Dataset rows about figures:
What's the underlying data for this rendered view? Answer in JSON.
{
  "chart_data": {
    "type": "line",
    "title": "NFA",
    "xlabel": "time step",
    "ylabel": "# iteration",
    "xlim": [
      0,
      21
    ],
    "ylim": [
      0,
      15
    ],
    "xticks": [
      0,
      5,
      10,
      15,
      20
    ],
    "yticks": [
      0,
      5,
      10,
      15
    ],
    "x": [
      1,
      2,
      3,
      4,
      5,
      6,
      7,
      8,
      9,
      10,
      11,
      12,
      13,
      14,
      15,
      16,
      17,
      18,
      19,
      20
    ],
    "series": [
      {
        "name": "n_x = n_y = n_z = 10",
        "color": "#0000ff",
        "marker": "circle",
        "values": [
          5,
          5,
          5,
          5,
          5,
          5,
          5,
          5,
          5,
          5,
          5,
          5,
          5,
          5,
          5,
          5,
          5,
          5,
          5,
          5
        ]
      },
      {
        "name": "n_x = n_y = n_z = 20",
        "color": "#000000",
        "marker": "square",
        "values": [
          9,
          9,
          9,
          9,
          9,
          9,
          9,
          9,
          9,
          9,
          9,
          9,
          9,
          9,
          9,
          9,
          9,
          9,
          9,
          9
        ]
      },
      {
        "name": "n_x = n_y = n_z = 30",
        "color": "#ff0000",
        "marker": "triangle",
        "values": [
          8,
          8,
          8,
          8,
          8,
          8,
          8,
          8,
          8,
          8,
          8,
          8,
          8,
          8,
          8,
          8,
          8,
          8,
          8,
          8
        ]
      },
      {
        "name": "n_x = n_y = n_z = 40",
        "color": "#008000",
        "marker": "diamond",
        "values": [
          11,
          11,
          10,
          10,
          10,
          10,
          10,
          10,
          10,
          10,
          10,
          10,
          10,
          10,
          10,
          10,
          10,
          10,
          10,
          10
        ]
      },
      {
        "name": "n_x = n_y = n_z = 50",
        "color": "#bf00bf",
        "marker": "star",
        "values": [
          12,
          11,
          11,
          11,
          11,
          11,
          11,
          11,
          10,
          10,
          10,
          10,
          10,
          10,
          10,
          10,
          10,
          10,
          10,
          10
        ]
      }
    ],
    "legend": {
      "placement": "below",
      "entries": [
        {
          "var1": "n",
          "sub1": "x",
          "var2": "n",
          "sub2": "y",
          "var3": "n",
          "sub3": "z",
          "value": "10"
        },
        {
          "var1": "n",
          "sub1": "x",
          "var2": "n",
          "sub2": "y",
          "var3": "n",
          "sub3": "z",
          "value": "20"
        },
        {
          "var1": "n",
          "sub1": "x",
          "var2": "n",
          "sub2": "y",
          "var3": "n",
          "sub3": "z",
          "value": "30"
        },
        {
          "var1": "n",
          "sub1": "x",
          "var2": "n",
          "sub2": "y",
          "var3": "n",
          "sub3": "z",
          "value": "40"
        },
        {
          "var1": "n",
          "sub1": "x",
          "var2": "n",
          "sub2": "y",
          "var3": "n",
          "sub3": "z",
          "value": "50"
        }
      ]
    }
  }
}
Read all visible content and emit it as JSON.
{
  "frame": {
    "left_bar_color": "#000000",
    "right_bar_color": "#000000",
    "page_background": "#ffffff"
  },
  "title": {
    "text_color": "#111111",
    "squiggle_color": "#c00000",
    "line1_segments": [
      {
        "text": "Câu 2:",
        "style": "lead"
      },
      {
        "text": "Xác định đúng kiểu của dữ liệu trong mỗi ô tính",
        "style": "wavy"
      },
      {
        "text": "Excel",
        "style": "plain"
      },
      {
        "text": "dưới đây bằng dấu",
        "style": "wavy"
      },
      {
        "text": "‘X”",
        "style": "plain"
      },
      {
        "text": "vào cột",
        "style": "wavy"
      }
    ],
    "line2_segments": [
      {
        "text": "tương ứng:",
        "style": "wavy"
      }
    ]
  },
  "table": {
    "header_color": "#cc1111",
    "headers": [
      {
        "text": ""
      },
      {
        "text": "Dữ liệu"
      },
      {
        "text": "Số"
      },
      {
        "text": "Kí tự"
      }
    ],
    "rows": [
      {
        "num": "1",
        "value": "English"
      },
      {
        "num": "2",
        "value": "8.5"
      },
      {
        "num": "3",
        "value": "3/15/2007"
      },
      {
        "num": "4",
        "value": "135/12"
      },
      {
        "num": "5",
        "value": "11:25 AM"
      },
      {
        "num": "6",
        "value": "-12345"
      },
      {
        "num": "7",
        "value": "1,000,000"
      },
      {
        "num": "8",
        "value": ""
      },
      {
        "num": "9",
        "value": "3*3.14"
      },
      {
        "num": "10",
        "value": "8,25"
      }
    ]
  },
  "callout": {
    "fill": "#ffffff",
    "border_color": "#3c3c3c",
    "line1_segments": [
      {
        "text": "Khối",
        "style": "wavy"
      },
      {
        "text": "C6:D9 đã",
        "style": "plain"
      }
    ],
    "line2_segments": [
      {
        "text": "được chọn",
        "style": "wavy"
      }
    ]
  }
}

What you are asked to do
Within the material above, find the lines that contain the word "JSON"; copy them.

Solution to the exercise
What's the underlying data for this rendered view? Answer in JSON.
Read all visible content and emit it as JSON.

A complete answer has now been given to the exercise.